* **GIVEN RECORDS**:

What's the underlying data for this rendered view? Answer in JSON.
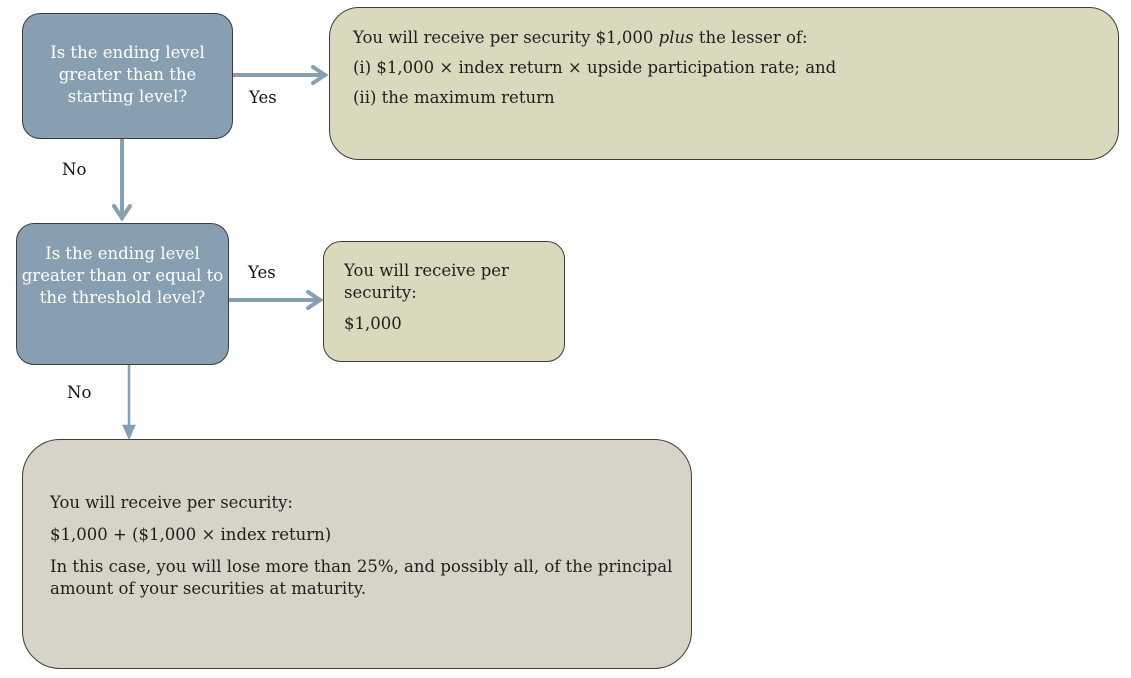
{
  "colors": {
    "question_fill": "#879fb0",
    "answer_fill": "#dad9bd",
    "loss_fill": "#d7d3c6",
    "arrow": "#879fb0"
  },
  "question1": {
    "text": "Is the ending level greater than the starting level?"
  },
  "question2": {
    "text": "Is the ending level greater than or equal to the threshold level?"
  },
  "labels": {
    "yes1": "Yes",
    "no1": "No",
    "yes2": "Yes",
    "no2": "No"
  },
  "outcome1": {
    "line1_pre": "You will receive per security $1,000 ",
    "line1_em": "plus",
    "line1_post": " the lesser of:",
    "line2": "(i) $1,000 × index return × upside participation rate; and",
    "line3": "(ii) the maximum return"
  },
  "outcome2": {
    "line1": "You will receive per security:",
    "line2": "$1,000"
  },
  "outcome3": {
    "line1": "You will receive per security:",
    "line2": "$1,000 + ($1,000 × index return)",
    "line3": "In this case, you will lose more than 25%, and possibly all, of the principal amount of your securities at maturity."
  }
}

* **PROBLEM DETAILS**: Check every line of the records above for the string "text" and say how many contain it, giving the number alone.

* **PROBLEM SOLUTION**: 2